Omit the images, then print each record below exactly as it reads.
[Begin Supplied data]
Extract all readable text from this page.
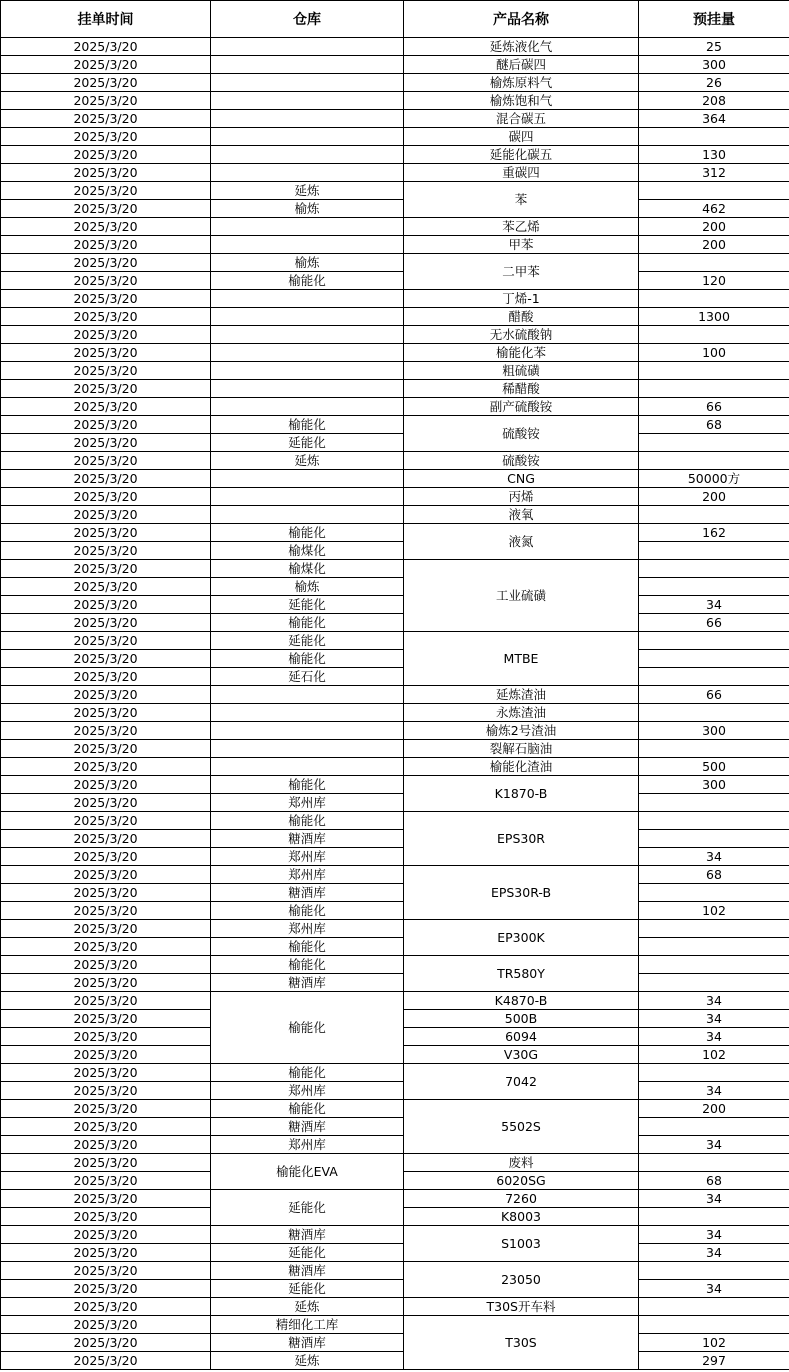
挂单时间	仓库	产品名称	预挂量
2025/3/20		延炼液化气	25
2025/3/20		醚后碳四	300
2025/3/20		榆炼原料气	26
2025/3/20		榆炼饱和气	208
2025/3/20		混合碳五	364
2025/3/20		碳四	
2025/3/20		延能化碳五	130
2025/3/20		重碳四	312
2025/3/20	延炼	苯	
2025/3/20	榆炼		462
2025/3/20		苯乙烯	200
2025/3/20		甲苯	200
2025/3/20	榆炼	二甲苯	
2025/3/20	榆能化		120
2025/3/20		丁烯-1	
2025/3/20		醋酸	1300
2025/3/20		无水硫酸钠	
2025/3/20		榆能化苯	100
2025/3/20		粗硫磺	
2025/3/20		稀醋酸	
2025/3/20		副产硫酸铵	66
2025/3/20	榆能化	硫酸铵	68
2025/3/20	延能化		
2025/3/20	延炼	硫酸铵	
2025/3/20		CNG	50000方
2025/3/20		丙烯	200
2025/3/20		液氧	
2025/3/20	榆能化	液氮	162
2025/3/20	榆煤化		
2025/3/20	榆煤化	工业硫磺	
2025/3/20	榆炼		
2025/3/20	延能化		34
2025/3/20	榆能化		66
2025/3/20	延能化	MTBE	
2025/3/20	榆能化		
2025/3/20	延石化		
2025/3/20		延炼渣油	66
2025/3/20		永炼渣油	
2025/3/20		榆炼2号渣油	300
2025/3/20		裂解石脑油	
2025/3/20		榆能化渣油	500
2025/3/20	榆能化	K1870-B	300
2025/3/20	郑州库		
2025/3/20	榆能化	EPS30R	
2025/3/20	糖酒库		
2025/3/20	郑州库		34
2025/3/20	郑州库	EPS30R-B	68
2025/3/20	糖酒库		
2025/3/20	榆能化		102
2025/3/20	郑州库	EP300K	
2025/3/20	榆能化		
2025/3/20	榆能化	TR580Y	
2025/3/20	糖酒库		
2025/3/20	榆能化	K4870-B	34
2025/3/20		500B	34
2025/3/20		6094	34
2025/3/20		V30G	102
2025/3/20	榆能化	7042	
2025/3/20	郑州库		34
2025/3/20	榆能化	5502S	200
2025/3/20	糖酒库		
2025/3/20	郑州库		34
2025/3/20	榆能化EVA	废料	
2025/3/20		6020SG	68
2025/3/20	延能化	7260	34
2025/3/20		K8003	
2025/3/20	糖酒库	S1003	34
2025/3/20	延能化		34
2025/3/20	糖酒库	23050	
2025/3/20	延能化		34
2025/3/20	延炼	T30S开车料	
2025/3/20	精细化工库	T30S	
2025/3/20	糖酒库		102
2025/3/20	延炼		297
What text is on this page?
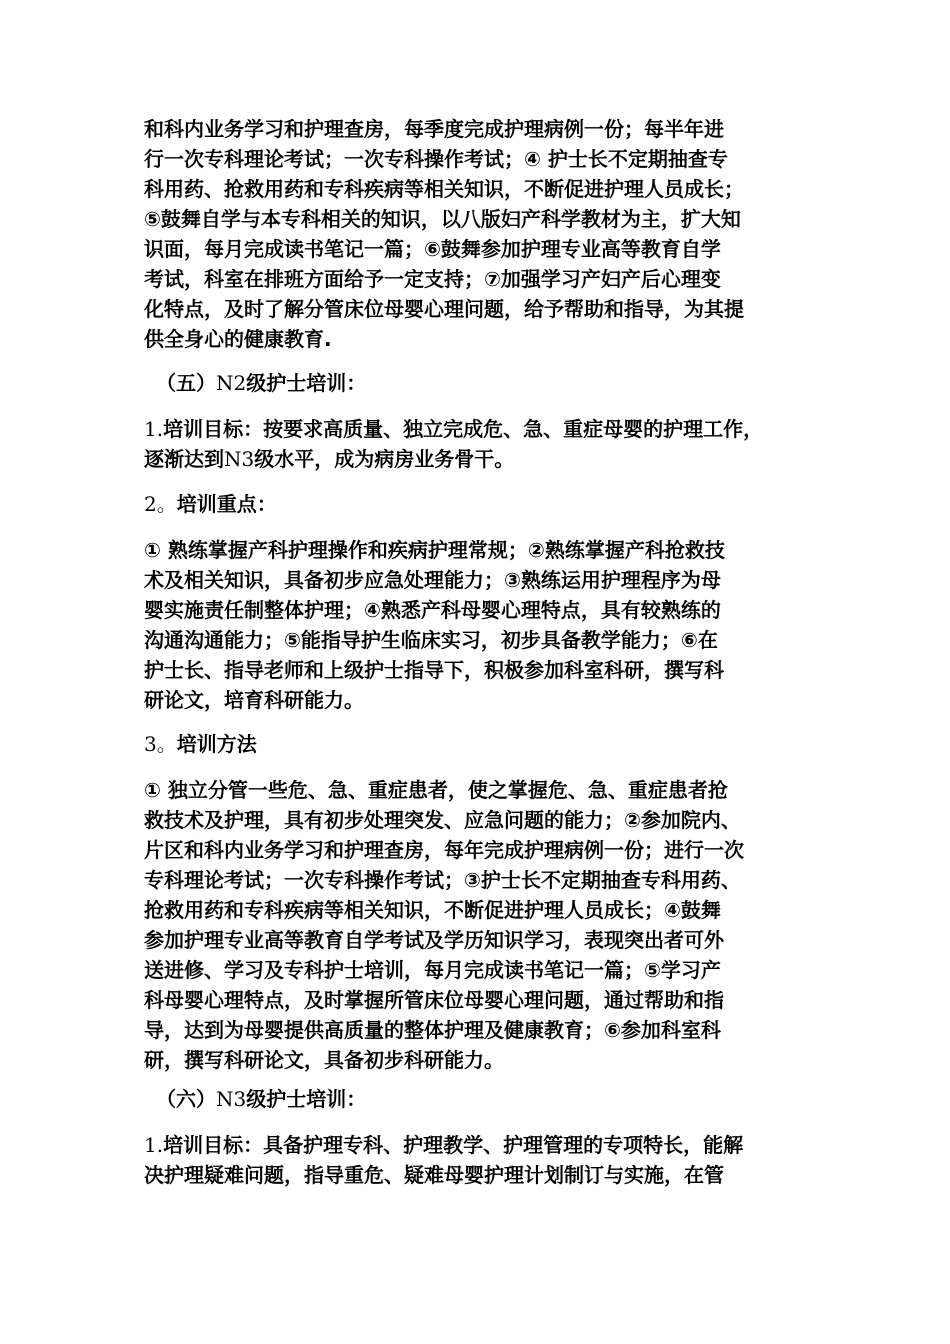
和科内业务学习和护理查房，每季度完成护理病例一份；每半年进
行一次专科理论考试；一次专科操作考试；④ 护士长不定期抽查专
科用药、抢救用药和专科疾病等相关知识，不断促进护理人员成长；
⑤鼓舞自学与本专科相关的知识，以八版妇产科学教材为主，扩大知
识面，每月完成读书笔记一篇；⑥鼓舞参加护理专业高等教育自学
考试，科室在排班方面给予一定支持；⑦加强学习产妇产后心理变
化特点，及时了解分管床位母婴心理问题，给予帮助和指导，为其提
供全身心的健康教育.
（五）N2级护士培训：
1.培训目标：按要求高质量、独立完成危、急、重症母婴的护理工作，
逐渐达到N3级水平，成为病房业务骨干。
2。培训重点：
① 熟练掌握产科护理操作和疾病护理常规；②熟练掌握产科抢救技
术及相关知识，具备初步应急处理能力；③熟练运用护理程序为母
婴实施责任制整体护理；④熟悉产科母婴心理特点，具有较熟练的
沟通沟通能力；⑤能指导护生临床实习，初步具备教学能力；⑥在
护士长、指导老师和上级护士指导下，积极参加科室科研，撰写科
研论文，培育科研能力。
3。培训方法
① 独立分管一些危、急、重症患者，使之掌握危、急、重症患者抢
救技术及护理，具有初步处理突发、应急问题的能力；②参加院内、
片区和科内业务学习和护理查房，每年完成护理病例一份；进行一次
专科理论考试；一次专科操作考试；③护士长不定期抽查专科用药、
抢救用药和专科疾病等相关知识，不断促进护理人员成长；④鼓舞
参加护理专业高等教育自学考试及学历知识学习，表现突出者可外
送进修、学习及专科护士培训，每月完成读书笔记一篇；⑤学习产
科母婴心理特点，及时掌握所管床位母婴心理问题，通过帮助和指
导，达到为母婴提供高质量的整体护理及健康教育；⑥参加科室科
研，撰写科研论文，具备初步科研能力。
（六）N3级护士培训：
1.培训目标：具备护理专科、护理教学、护理管理的专项特长，能解
决护理疑难问题，指导重危、疑难母婴护理计划制订与实施，在管
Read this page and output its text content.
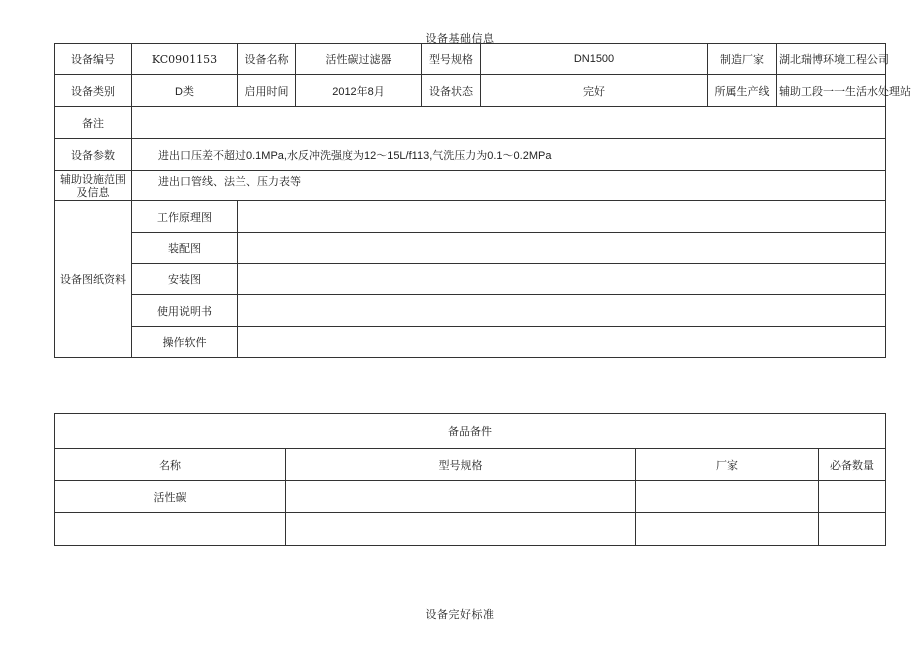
设备基础信息
设备编号	KC0901153	设备名称	活性碳过滤器	型号规格	DN1500	制造厂家	湖北瑞博环境工程公司
设备类别	D类	启用时间	2012年8月	设备状态	完好	所属生产线	辅助工段一一生活水处理站
备注							
设备参数	进出口压差不超过0.1MPa,水反冲洗强度为12～15L/f113,气洗压力为0.1～0.2MPa						
辅助设施范围及信息	进出口管线、法兰、压力表等						
设备图纸资料	工作原理图						
	装配图						
	安装图						
	使用说明书						
	操作软件						
备品备件			
名称	型号规格	厂家	必备数量
活性碳			

设备完好标准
[End Supplied data]
Written response.
Extract all readable text from this page.
挂单时间	仓库	产品名称	预挂量
2025/3/20		延炼液化气	25
2025/3/20		醚后碳四	300
2025/3/20		榆炼原料气	26
2025/3/20		榆炼饱和气	208
2025/3/20		混合碳五	364
2025/3/20		碳四	
2025/3/20		延能化碳五	130
2025/3/20		重碳四	312
2025/3/20	延炼	苯	
2025/3/20	榆炼		462
2025/3/20		苯乙烯	200
2025/3/20		甲苯	200
2025/3/20	榆炼	二甲苯	
2025/3/20	榆能化		120
2025/3/20		丁烯-1	
2025/3/20		醋酸	1300
2025/3/20		无水硫酸钠	
2025/3/20		榆能化苯	100
2025/3/20		粗硫磺	
2025/3/20		稀醋酸	
2025/3/20		副产硫酸铵	66
2025/3/20	榆能化	硫酸铵	68
2025/3/20	延能化		
2025/3/20	延炼	硫酸铵	
2025/3/20		CNG	50000方
2025/3/20		丙烯	200
2025/3/20		液氧	
2025/3/20	榆能化	液氮	162
2025/3/20	榆煤化		
2025/3/20	榆煤化	工业硫磺	
2025/3/20	榆炼		
2025/3/20	延能化		34
2025/3/20	榆能化		66
2025/3/20	延能化	MTBE	
2025/3/20	榆能化		
2025/3/20	延石化		
2025/3/20		延炼渣油	66
2025/3/20		永炼渣油	
2025/3/20		榆炼2号渣油	300
2025/3/20		裂解石脑油	
2025/3/20		榆能化渣油	500
2025/3/20	榆能化	K1870-B	300
2025/3/20	郑州库		
2025/3/20	榆能化	EPS30R	
2025/3/20	糖酒库		
2025/3/20	郑州库		34
2025/3/20	郑州库	EPS30R-B	68
2025/3/20	糖酒库		
2025/3/20	榆能化		102
2025/3/20	郑州库	EP300K	
2025/3/20	榆能化		
2025/3/20	榆能化	TR580Y	
2025/3/20	糖酒库		
2025/3/20	榆能化	K4870-B	34
2025/3/20		500B	34
2025/3/20		6094	34
2025/3/20		V30G	102
2025/3/20	榆能化	7042	
2025/3/20	郑州库		34
2025/3/20	榆能化	5502S	200
2025/3/20	糖酒库		
2025/3/20	郑州库		34
2025/3/20	榆能化EVA	废料	
2025/3/20		6020SG	68
2025/3/20	延能化	7260	34
2025/3/20		K8003	
2025/3/20	糖酒库	S1003	34
2025/3/20	延能化		34
2025/3/20	糖酒库	23050	
2025/3/20	延能化		34
2025/3/20	延炼	T30S开车料	
2025/3/20	精细化工库	T30S	
2025/3/20	糖酒库		102
2025/3/20	延炼		297
What text is on this page?
和科内业务学习和护理查房，每季度完成护理病例一份；每半年进
行一次专科理论考试；一次专科操作考试；④ 护士长不定期抽查专
科用药、抢救用药和专科疾病等相关知识，不断促进护理人员成长；
⑤鼓舞自学与本专科相关的知识，以八版妇产科学教材为主，扩大知
识面，每月完成读书笔记一篇；⑥鼓舞参加护理专业高等教育自学
考试，科室在排班方面给予一定支持；⑦加强学习产妇产后心理变
化特点，及时了解分管床位母婴心理问题，给予帮助和指导，为其提
供全身心的健康教育.
（五）N2级护士培训：
1.培训目标：按要求高质量、独立完成危、急、重症母婴的护理工作，
逐渐达到N3级水平，成为病房业务骨干。
2。培训重点：
① 熟练掌握产科护理操作和疾病护理常规；②熟练掌握产科抢救技
术及相关知识，具备初步应急处理能力；③熟练运用护理程序为母
婴实施责任制整体护理；④熟悉产科母婴心理特点，具有较熟练的
沟通沟通能力；⑤能指导护生临床实习，初步具备教学能力；⑥在
护士长、指导老师和上级护士指导下，积极参加科室科研，撰写科
研论文，培育科研能力。
3。培训方法
① 独立分管一些危、急、重症患者，使之掌握危、急、重症患者抢
救技术及护理，具有初步处理突发、应急问题的能力；②参加院内、
片区和科内业务学习和护理查房，每年完成护理病例一份；进行一次
专科理论考试；一次专科操作考试；③护士长不定期抽查专科用药、
抢救用药和专科疾病等相关知识，不断促进护理人员成长；④鼓舞
参加护理专业高等教育自学考试及学历知识学习，表现突出者可外
送进修、学习及专科护士培训，每月完成读书笔记一篇；⑤学习产
科母婴心理特点，及时掌握所管床位母婴心理问题，通过帮助和指
导，达到为母婴提供高质量的整体护理及健康教育；⑥参加科室科
研，撰写科研论文，具备初步科研能力。
（六）N3级护士培训：
1.培训目标：具备护理专科、护理教学、护理管理的专项特长，能解
决护理疑难问题，指导重危、疑难母婴护理计划制订与实施，在管
Read this page and output its text content.
设备基础信息
设备编号	KC0901153	设备名称	活性碳过滤器	型号规格	DN1500	制造厂家	湖北瑞博环境工程公司
设备类别	D类	启用时间	2012年8月	设备状态	完好	所属生产线	辅助工段一一生活水处理站
备注							
设备参数	进出口压差不超过0.1MPa,水反冲洗强度为12～15L/f113,气洗压力为0.1～0.2MPa						
辅助设施范围及信息	进出口管线、法兰、压力表等						
设备图纸资料	工作原理图						
	装配图						
	安装图						
	使用说明书						
	操作软件						
备品备件			
名称	型号规格	厂家	必备数量
活性碳			

设备完好标准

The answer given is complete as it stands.